Problem to work on: Wherever a line in the data below holds "如图所示", copy that line.

Material for the task:
__________

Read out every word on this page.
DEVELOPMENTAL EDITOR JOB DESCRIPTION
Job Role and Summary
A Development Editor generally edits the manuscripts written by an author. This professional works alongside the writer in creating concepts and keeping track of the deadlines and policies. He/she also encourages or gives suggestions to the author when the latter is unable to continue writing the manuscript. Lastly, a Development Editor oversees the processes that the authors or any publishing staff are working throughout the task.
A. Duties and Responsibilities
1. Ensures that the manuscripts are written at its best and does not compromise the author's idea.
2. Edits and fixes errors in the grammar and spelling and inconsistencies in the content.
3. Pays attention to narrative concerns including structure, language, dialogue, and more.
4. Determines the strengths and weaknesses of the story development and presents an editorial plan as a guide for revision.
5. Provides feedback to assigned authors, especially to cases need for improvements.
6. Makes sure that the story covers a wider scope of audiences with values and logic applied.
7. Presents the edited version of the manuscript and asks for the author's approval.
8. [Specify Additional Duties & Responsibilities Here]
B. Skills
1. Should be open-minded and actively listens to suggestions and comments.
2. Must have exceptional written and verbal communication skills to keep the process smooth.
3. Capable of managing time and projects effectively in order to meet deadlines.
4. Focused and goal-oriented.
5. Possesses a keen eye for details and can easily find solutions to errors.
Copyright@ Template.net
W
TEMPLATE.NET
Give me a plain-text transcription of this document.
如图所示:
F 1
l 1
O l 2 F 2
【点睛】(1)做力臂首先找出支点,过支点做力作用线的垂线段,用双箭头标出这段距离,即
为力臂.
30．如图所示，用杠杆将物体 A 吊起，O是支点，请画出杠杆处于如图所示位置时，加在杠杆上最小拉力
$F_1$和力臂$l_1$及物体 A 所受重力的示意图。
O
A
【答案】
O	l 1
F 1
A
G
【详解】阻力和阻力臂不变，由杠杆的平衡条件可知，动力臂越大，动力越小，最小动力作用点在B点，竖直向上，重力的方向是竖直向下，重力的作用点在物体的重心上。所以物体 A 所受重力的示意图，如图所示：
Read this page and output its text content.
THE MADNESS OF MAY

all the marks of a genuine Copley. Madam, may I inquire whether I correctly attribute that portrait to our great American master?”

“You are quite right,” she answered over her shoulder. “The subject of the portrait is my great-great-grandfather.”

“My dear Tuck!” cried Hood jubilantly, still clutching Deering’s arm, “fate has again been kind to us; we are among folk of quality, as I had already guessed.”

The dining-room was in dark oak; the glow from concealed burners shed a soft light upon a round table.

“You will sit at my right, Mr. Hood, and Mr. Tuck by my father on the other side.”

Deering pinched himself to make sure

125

__________

The output:
如图所示:
30．如图所示，用杠杆将物体 A 吊起，O是支点，请画出杠杆处于如图所示位置时，加在杠杆上最小拉力
【详解】阻力和阻力臂不变，由杠杆的平衡条件可知，动力臂越大，动力越小，最小动力作用点在B点，竖直向上，重力的方向是竖直向下，重力的作用点在物体的重心上。所以物体 A 所受重力的示意图，如图所示：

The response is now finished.